** Start SUPPLIED MATERIAL **

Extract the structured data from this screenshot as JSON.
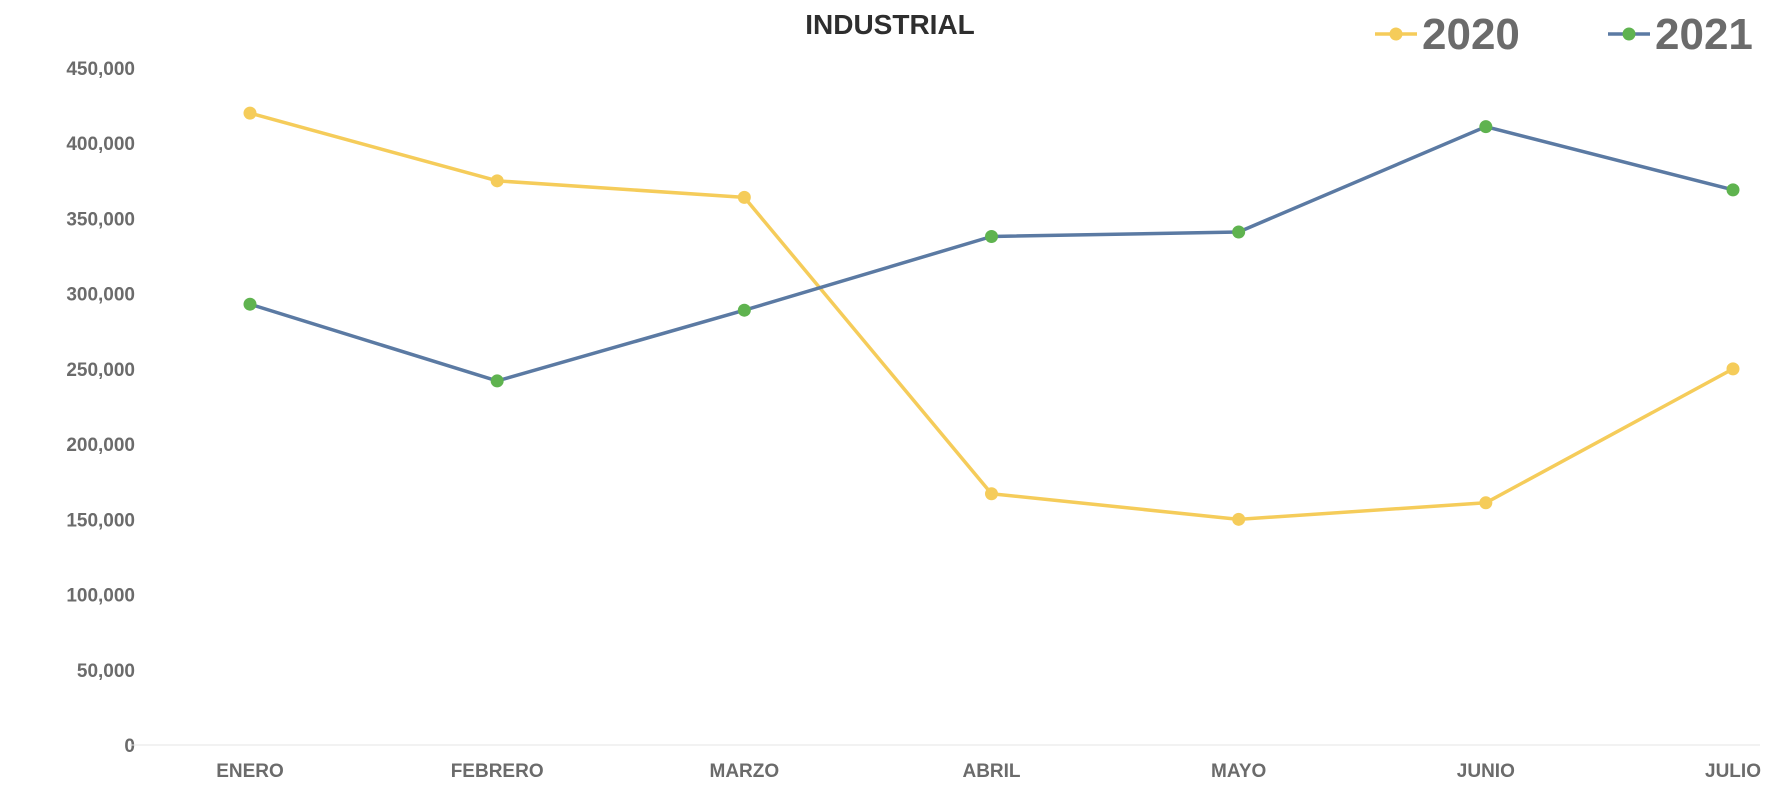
{
  "chart_data": {
    "type": "line",
    "title": "INDUSTRIAL",
    "categories": [
      "ENERO",
      "FEBRERO",
      "MARZO",
      "ABRIL",
      "MAYO",
      "JUNIO",
      "JULIO"
    ],
    "series": [
      {
        "name": "2020",
        "color": "#f5cc5a",
        "marker_color": "#f5cc5a",
        "values": [
          420000,
          375000,
          364000,
          167000,
          150000,
          161000,
          250000
        ]
      },
      {
        "name": "2021",
        "color": "#5b7aa3",
        "marker_color": "#5fb34f",
        "values": [
          293000,
          242000,
          289000,
          338000,
          341000,
          411000,
          369000
        ]
      }
    ],
    "ylim": [
      0,
      450000
    ],
    "yticks": [
      "0",
      "50,000",
      "100,000",
      "150,000",
      "200,000",
      "250,000",
      "300,000",
      "350,000",
      "400,000",
      "450,000"
    ],
    "grid": false,
    "legend_position": "top-right"
  }
}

** End SUPPLIED MATERIAL **

Transcribe the material exactly, keeping every word and none of the pictures.

Extract the structured data from this screenshot as JSON.
{
  "chart_data": {
    "type": "line",
    "title": "INDUSTRIAL",
    "categories": [
      "ENERO",
      "FEBRERO",
      "MARZO",
      "ABRIL",
      "MAYO",
      "JUNIO",
      "JULIO"
    ],
    "series": [
      {
        "name": "2020",
        "color": "#f5cc5a",
        "marker_color": "#f5cc5a",
        "values": [
          420000,
          375000,
          364000,
          167000,
          150000,
          161000,
          250000
        ]
      },
      {
        "name": "2021",
        "color": "#5b7aa3",
        "marker_color": "#5fb34f",
        "values": [
          293000,
          242000,
          289000,
          338000,
          341000,
          411000,
          369000
        ]
      }
    ],
    "ylim": [
      0,
      450000
    ],
    "yticks": [
      "0",
      "50,000",
      "100,000",
      "150,000",
      "200,000",
      "250,000",
      "300,000",
      "350,000",
      "400,000",
      "450,000"
    ],
    "grid": false,
    "legend_position": "top-right"
  }
}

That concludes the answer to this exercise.